## Directions for this task
Output the material beneath exactly, leaving nothing out.

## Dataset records
((
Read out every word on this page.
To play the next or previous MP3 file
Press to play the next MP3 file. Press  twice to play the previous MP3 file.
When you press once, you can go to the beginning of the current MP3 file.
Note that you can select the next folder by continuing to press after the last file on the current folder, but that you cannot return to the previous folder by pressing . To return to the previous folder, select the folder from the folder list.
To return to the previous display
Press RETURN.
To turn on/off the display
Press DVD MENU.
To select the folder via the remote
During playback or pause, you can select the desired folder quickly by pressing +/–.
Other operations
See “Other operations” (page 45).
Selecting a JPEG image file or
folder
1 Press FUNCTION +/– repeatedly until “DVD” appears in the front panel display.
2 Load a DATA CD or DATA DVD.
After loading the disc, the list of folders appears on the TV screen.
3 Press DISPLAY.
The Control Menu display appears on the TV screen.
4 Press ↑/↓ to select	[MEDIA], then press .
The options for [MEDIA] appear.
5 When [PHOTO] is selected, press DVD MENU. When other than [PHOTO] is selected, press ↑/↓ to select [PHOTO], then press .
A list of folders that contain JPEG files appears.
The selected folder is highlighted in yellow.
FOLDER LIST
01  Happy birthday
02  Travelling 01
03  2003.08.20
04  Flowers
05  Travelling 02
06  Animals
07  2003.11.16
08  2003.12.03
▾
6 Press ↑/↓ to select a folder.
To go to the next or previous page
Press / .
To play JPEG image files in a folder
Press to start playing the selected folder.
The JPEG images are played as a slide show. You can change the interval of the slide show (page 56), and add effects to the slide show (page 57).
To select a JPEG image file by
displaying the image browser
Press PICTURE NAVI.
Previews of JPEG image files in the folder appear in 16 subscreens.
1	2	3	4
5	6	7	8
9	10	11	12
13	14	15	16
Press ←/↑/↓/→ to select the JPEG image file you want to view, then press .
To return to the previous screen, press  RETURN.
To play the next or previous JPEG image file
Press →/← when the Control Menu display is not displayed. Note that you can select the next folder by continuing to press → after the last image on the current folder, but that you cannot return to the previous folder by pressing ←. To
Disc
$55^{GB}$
))
## Output of the exercise
Read out every word on this page.
To play the next or previous MP3 file
Press to play the next MP3 file. Press  twice to play the previous MP3 file.
When you press once, you can go to the beginning of the current MP3 file.
Note that you can select the next folder by continuing to press after the last file on the current folder, but that you cannot return to the previous folder by pressing . To return to the previous folder, select the folder from the folder list.
To return to the previous display
Press RETURN.
To turn on/off the display
Press DVD MENU.
To select the folder via the remote
During playback or pause, you can select the desired folder quickly by pressing +/–.
Other operations
See “Other operations” (page 45).
Selecting a JPEG image file or
folder
1 Press FUNCTION +/– repeatedly until “DVD” appears in the front panel display.
2 Load a DATA CD or DATA DVD.
After loading the disc, the list of folders appears on the TV screen.
3 Press DISPLAY.
The Control Menu display appears on the TV screen.
4 Press ↑/↓ to select	[MEDIA], then press .
The options for [MEDIA] appear.
5 When [PHOTO] is selected, press DVD MENU. When other than [PHOTO] is selected, press ↑/↓ to select [PHOTO], then press .
A list of folders that contain JPEG files appears.
The selected folder is highlighted in yellow.
FOLDER LIST
01  Happy birthday
02  Travelling 01
03  2003.08.20
04  Flowers
05  Travelling 02
06  Animals
07  2003.11.16
08  2003.12.03
▾
6 Press ↑/↓ to select a folder.
To go to the next or previous page
Press / .
To play JPEG image files in a folder
Press to start playing the selected folder.
The JPEG images are played as a slide show. You can change the interval of the slide show (page 56), and add effects to the slide show (page 57).
To select a JPEG image file by
displaying the image browser
Press PICTURE NAVI.
Previews of JPEG image files in the folder appear in 16 subscreens.
1	2	3	4
5	6	7	8
9	10	11	12
13	14	15	16
Press ←/↑/↓/→ to select the JPEG image file you want to view, then press .
To return to the previous screen, press  RETURN.
To play the next or previous JPEG image file
Press →/← when the Control Menu display is not displayed. Note that you can select the next folder by continuing to press → after the last image on the current folder, but that you cannot return to the previous folder by pressing ←. To
Disc
$55^{GB}$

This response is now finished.